▶ **Items from a figure collection**
========================================================================

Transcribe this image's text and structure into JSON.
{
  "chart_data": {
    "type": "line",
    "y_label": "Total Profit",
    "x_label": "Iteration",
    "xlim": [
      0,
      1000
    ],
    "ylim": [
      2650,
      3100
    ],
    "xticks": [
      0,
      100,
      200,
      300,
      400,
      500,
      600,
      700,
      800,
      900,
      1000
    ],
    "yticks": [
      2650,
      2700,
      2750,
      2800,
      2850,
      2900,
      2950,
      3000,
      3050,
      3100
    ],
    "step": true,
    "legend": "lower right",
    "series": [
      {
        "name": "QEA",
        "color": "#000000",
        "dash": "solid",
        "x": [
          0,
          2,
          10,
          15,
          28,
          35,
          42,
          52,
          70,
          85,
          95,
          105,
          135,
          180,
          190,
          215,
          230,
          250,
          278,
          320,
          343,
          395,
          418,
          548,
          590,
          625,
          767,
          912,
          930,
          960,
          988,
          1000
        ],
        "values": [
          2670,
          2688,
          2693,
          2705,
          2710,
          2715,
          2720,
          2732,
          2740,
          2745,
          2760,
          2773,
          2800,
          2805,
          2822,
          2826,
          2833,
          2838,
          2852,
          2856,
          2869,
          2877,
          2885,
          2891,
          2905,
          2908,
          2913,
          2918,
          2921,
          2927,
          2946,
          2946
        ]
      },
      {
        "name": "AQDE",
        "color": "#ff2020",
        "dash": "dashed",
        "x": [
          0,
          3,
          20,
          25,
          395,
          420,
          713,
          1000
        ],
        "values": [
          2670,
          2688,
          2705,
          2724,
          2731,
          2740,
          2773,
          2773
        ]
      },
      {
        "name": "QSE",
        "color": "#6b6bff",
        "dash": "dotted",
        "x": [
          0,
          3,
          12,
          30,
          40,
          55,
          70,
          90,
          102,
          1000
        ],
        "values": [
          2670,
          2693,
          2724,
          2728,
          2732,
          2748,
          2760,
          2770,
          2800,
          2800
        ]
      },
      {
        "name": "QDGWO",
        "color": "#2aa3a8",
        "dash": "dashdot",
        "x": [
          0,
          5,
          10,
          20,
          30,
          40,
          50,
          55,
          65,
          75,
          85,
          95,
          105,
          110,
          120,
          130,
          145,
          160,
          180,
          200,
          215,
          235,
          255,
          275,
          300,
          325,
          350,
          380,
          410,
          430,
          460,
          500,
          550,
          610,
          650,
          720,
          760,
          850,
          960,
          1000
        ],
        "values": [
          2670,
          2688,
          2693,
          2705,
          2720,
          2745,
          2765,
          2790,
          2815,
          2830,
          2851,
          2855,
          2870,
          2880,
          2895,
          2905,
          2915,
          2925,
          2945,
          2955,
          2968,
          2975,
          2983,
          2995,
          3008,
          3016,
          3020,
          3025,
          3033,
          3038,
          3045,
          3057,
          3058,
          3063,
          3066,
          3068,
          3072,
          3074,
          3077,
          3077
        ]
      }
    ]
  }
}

========================================================================

Only the number is wanted: how many lines in the preceding entries hold the string "name"?

4